● **What is expected**: Please copy every line of the records below that holds the word "Chosen".
------ Provided data
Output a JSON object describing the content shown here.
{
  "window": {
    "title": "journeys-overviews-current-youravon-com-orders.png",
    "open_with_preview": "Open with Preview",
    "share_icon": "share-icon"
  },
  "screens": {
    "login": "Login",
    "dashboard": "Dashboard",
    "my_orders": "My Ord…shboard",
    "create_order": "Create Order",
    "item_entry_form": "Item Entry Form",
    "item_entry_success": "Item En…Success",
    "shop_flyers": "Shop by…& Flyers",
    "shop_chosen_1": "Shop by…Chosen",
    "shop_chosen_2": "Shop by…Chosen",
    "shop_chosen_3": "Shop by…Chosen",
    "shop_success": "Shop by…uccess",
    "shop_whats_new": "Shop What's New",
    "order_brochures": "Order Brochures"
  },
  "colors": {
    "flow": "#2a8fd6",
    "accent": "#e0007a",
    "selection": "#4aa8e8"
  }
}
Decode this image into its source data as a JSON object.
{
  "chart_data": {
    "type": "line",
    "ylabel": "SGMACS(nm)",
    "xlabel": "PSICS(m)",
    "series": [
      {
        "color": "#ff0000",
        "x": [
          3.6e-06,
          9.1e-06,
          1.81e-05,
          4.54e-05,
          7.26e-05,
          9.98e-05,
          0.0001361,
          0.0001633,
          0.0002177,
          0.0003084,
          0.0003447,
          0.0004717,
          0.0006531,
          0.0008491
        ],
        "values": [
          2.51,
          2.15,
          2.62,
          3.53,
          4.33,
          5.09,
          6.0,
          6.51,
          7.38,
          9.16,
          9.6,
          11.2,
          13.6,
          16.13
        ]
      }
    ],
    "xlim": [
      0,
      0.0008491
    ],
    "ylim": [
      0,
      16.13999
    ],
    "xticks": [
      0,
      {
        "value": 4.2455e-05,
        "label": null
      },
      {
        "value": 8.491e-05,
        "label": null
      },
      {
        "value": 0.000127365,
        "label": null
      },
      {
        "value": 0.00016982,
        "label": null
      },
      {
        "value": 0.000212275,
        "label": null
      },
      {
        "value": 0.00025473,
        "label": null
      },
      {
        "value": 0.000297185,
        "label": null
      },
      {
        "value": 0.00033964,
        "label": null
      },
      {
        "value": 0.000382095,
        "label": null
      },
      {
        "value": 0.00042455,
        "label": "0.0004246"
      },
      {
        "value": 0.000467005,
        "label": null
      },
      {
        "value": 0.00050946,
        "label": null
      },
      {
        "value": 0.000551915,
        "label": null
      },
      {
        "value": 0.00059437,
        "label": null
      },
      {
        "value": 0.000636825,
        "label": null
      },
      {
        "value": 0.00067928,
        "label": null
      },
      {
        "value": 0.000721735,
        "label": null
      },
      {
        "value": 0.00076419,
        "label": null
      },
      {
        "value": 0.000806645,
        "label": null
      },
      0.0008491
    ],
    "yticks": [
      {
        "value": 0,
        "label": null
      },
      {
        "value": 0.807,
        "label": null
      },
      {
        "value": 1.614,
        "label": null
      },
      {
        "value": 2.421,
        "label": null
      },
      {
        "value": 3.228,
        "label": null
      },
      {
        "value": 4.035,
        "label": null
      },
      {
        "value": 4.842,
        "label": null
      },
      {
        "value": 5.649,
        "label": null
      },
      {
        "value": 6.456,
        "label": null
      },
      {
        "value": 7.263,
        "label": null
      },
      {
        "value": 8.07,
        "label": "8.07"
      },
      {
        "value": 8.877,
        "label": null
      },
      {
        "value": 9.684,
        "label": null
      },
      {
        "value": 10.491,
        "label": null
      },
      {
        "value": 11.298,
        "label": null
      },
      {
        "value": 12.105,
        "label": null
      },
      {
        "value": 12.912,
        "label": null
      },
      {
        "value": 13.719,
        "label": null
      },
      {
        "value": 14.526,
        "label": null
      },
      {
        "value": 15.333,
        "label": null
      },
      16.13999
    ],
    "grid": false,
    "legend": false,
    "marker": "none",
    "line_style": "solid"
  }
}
------------
● **Task output**:
    "shop_chosen_1": "Shop by…Chosen",
    "shop_chosen_2": "Shop by…Chosen",
    "shop_chosen_3": "Shop by…Chosen",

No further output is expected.